● **CHALLENGE**
Below are the records; collect from them each line containing the string "name".

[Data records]
—————

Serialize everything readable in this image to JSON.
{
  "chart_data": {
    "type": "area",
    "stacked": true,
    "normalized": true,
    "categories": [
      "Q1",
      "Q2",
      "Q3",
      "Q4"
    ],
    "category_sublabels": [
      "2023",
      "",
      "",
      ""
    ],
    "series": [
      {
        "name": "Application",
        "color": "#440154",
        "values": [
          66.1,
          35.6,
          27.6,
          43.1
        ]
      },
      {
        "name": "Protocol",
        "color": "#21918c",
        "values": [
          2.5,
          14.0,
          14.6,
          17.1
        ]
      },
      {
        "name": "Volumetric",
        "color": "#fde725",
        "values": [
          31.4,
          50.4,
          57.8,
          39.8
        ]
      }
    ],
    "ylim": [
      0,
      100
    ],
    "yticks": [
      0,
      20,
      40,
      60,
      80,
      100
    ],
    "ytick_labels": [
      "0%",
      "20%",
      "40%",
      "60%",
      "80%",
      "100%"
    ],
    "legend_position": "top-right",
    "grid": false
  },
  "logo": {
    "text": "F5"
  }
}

—————

● **RESULT OF THIS TASK**
        "name": "Application",
        "name": "Protocol",
        "name": "Volumetric",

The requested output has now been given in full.